===== Quellenauszug

Kurzbeschreibung

Franz II. (1768–1835) war der letzte Kaiser des Heiligen Römischen Reiches. Als er 1792 den Kaiserthron bestieg, geriet er sofort in die Wirren der Französischen Revolution und kurz darauf in den Aufstieg Napoleons und die Napoleonischen Kriege. Nach der Niederlage gegen Napoleon und seine Armeen war Franz II. gezwungen, als Kaiser abzudanken und das Reich aufzulösen. Als politische Einheit hatte das Heilige Römische Reich tausend Jahre lang für Stabilität und Ordnung in Mitteleuropa gesorgt; seine Auflösung war ein Zeichen dafür, dass neue politische Institutionen im Entstehen waren.

Erklärung Sr. Maj. des Kaisers Franz II., woduch er die deutsche Kaiserkrone und das Reichsregiment niederlegt

Quelle

Erklärung Sr. Maj. des Kaisers Franz II., woduch er die deutsche Kaiserkrone und das Reichsregiment niederlegt, die Churfürsten, Fürsten und übrigen Stände, wie auch alle Angehörige und Dienerschaft des deutschen Reiches, ihrer bisherigen Pflichten entbindet[1]; datirt Wien den 6. August 1806.

Wir Franz der Zweite, von Gottes Gnaden erwählter römischer Kaiser, zu allen Zeiten Mehrer des Reichs, Erbkaiser von Oesterreich ec., König in Germanien, zu Hungarn, Böhmein, Croatien, Dalmazien, Slavonien, Galizien, Lodomerien und Jerusalem, Erzherzog zu Oesterreich ec.

Nach dem Abschlusse des Preßburger Friedens war Unsere ganze Aufmerksamkeit und Sorgfalt dahin gerichtet, allen Verpflichtungen, die Wir dadurch eingegangen hatten, mit gewohnter Treue und Gewissenhaftigkeit das vollkommenste Genüge zu leisten, und die Segnungen des Friedens Unsern Völkern zu erhalten, die glücklich wieder hergestellten friedlichen Verhältnisse allenthalben zu befestigen, und zu erwarten, ob die durch diesen Frieden herbeigeführten wesentlichen Veränderungen im deutschen Reiche es Uns ferner möglich machen würden, den nach der kaiserlichen Wahlcapitulation Uns als Reichs-Oberhaupt obliegenden schweren Pflichten genug zu thun. Die Folgerungen, welche mehreren Artikeln des Preßburger Friedens gleich nach dessen Bekanntwerdung und bis jetzt gegeben worden, und die allgemein bekannten Ereignisse, welche darauf im deutschen Reiche Statt hatten, haben Uns aber die Ueberzeugung gewährt, daß es unter den eingetretenen Umständen unmöglich seyn werde, die durch den Wahlvertrag eingegangenen Verpflichtungen ferner zu erfüllem: und wenn noch der Fall übrig blieb, daß sich nach fördersamer Beseitigung eingetretener politischer Verwickelungen ein veränderter Stand ergeben dürfte, so hat gleichwohl die am 12. Julius zu Paris unterzeichnete, und seitdem von den betreffenden Theilen begnehmigte, Uebereinkunft mehrerer vorzüglichen Stände zu ihrer gänzlichen Trennung von dem Reiche und ihrer Vereinigung zu einer besondern Conföderation, die gehegte Erwartung vollends vernichtet.

==========

• **Anforderungen**
Geben Sie den Abschnitt des Auszugs über Franz II. wieder, der mit „Franz II. (1768–1835)“ beginnt und mit „im Entstehen waren.“ endet, und ersetzen Sie darin „Mitteleuropa“ durch „Zentraleuropa“. Die Einträge stammen aus einer anderen Quelle.

===== Gezeigte Einträge

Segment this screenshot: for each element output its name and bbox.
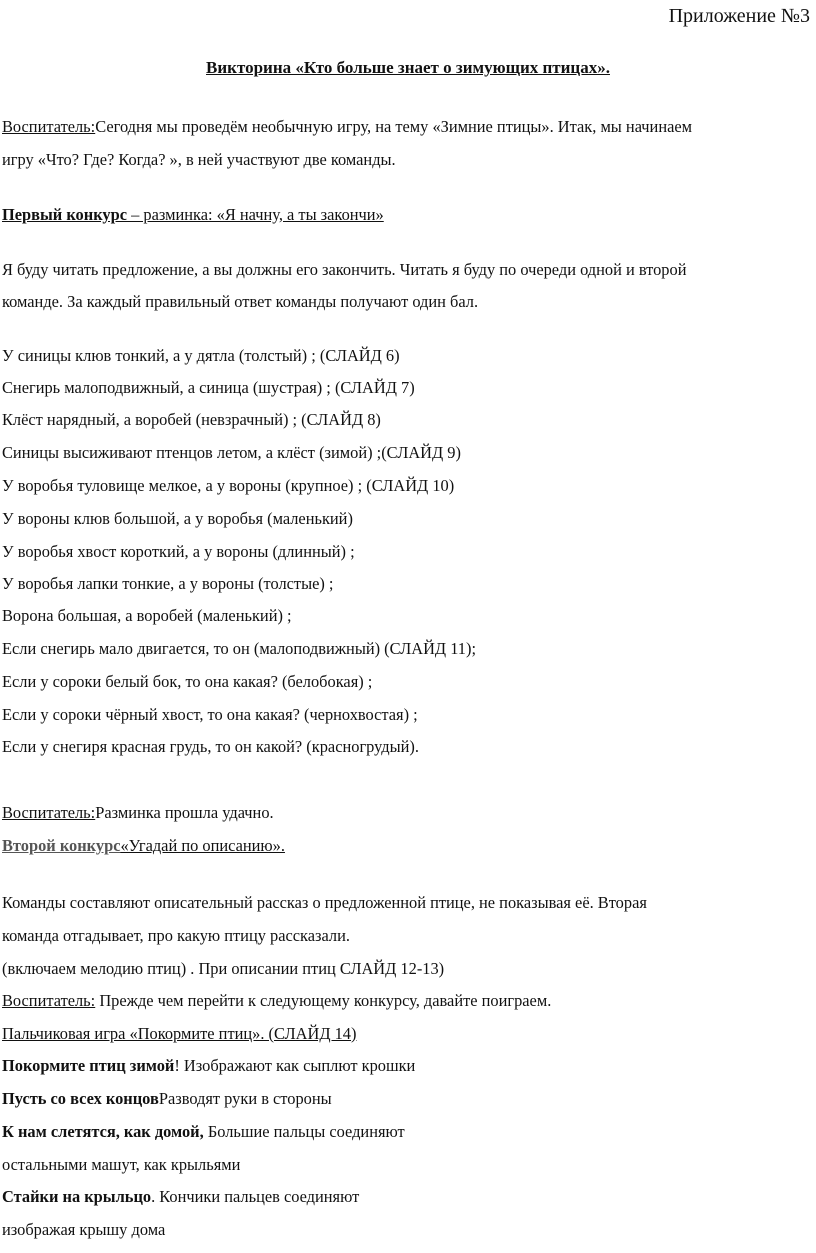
- action-text: Большие пальцы соединяют: [203, 1122, 405, 1141]
- transition-line: [2, 991, 551, 1011]
- contest-2-heading-rest: «Угадай по описанию».: [120, 836, 285, 855]
- contest-2-heading: [2, 836, 285, 856]
- finger-game-row: [2, 1089, 332, 1109]
- verse-text: Покормите птиц зимой: [2, 1056, 175, 1075]
- intro-line-2: игру «Что? Где? Когда? », в ней участвуют две команды.: [2, 150, 396, 169]
- action-text: Разводят руки в стороны: [158, 1089, 332, 1108]
- list-item: Ворона большая, а воробей (маленький) ;: [2, 606, 292, 625]
- list-item: У синицы клюв тонкий, а у дятла (толстый) ; (СЛАЙД 6): [2, 346, 400, 365]
- speaker-label: Воспитатель:: [2, 117, 96, 136]
- summary-line: [2, 803, 274, 823]
- contest-2-heading-bold: Второй конкурс: [2, 836, 121, 855]
- finger-game-row: [2, 1122, 405, 1142]
- list-item: Если у сороки чёрный хвост, то она какая? (чернохвостая) ;: [2, 705, 418, 724]
- list-item: У вороны клюв большой, а у воробья (маленький): [2, 509, 353, 528]
- list-item: Снегирь малоподвижный, а синица (шустрая) ; (СЛАЙД 7): [2, 378, 415, 397]
- contest-1-heading-rest: – разминка: «Я начну, а ты закончи»: [127, 205, 384, 224]
- list-item: У воробья хвост короткий, а у вороны (длинный) ;: [2, 542, 355, 561]
- action-text: ! Изображают как сыплют крошки: [174, 1056, 416, 1075]
- finger-game-row: [2, 1187, 359, 1207]
- finger-game-row: [2, 1155, 240, 1175]
- list-item: Клёст нарядный, а воробей (невзрачный) ; (СЛАЙД 8): [2, 410, 381, 429]
- contest-1-heading-bold: Первый конкурс: [2, 205, 127, 224]
- transition-text: Прежде чем перейти к следующему конкурсу, давайте поиграем.: [95, 991, 552, 1010]
- list-item: Если у сороки белый бок, то она какая? (белобокая) ;: [2, 672, 373, 691]
- contest-2-desc-1: Команды составляют описательный рассказ о предложенной птице, не показывая её. Вторая: [2, 893, 647, 912]
- contest-2-desc-3: (включаем мелодию птиц) . При описании птиц СЛАЙД 12-13): [2, 959, 445, 978]
- action-text: изображая крышу дома: [2, 1220, 166, 1239]
- intro-line-1: [2, 117, 692, 137]
- contest-1-desc-2: команде. За каждый правильный ответ команды получают один бал.: [2, 292, 479, 311]
- verse-text: Стайки на крыльцо: [2, 1187, 152, 1206]
- summary-text: Разминка прошла удачно.: [95, 803, 274, 822]
- finger-game-row: [2, 1056, 415, 1076]
- intro-text-1: Сегодня мы проведём необычную игру, на тему «Зимние птицы». Итак, мы начинаем: [95, 117, 693, 136]
- contest-2-desc-2: команда отгадывает, про какую птицу рассказали.: [2, 926, 350, 945]
- contest-1-desc-1: Я буду читать предложение, а вы должны его закончить. Читать я буду по очереди одной и второй: [2, 260, 687, 279]
- verse-text: К нам слетятся, как домой,: [2, 1122, 204, 1141]
- list-item: У воробья туловище мелкое, а у вороны (крупное) ; (СЛАЙД 10): [2, 476, 455, 495]
- list-item: Синицы высиживают птенцов летом, а клёст (зимой) ;(СЛАЙД 9): [2, 443, 461, 462]
- speaker-label: Воспитатель:: [2, 803, 96, 822]
- finger-game-heading: Пальчиковая игра «Покормите птиц». (СЛАЙД 14): [2, 1024, 357, 1043]
- verse-text: Пусть со всех концов: [2, 1089, 159, 1108]
- list-item: Если у снегиря красная грудь, то он какой? (красногрудый).: [2, 737, 419, 756]
- list-item: Если снегирь мало двигается, то он (малоподвижный) (СЛАЙД 11);: [2, 639, 477, 658]
- list-item: У воробья лапки тонкие, а у вороны (толстые) ;: [2, 574, 334, 593]
- action-text: остальными машут, как крыльями: [2, 1155, 241, 1174]
- contest-1-heading: [2, 205, 384, 225]
- action-text: . Кончики пальцев соединяют: [151, 1187, 360, 1206]
- document-title: Викторина «Кто больше знает о зимующих птицах».: [206, 58, 610, 77]
- appendix-label: Приложение №3: [668, 5, 810, 27]
- finger-game-row: [2, 1220, 165, 1240]
- speaker-label: Воспитатель:: [2, 991, 96, 1010]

==========

• **Lösung**
Franz II. (1768–1835) war der letzte Kaiser des Heiligen Römischen Reiches. Als er 1792 den Kaiserthron bestieg, geriet er sofort in die Wirren der Französischen Revolution und kurz darauf in den Aufstieg Napoleons und die Napoleonischen Kriege. Nach der Niederlage gegen Napoleon und seine Armeen war Franz II. gezwungen, als Kaiser abzudanken und das Reich aufzulösen. Als politische Einheit hatte das Heilige Römische Reich tausend Jahre lang für Stabilität und Ordnung in Zentraleuropa gesorgt; seine Auflösung war ein Zeichen dafür, dass neue politische Institutionen im Entstehen waren.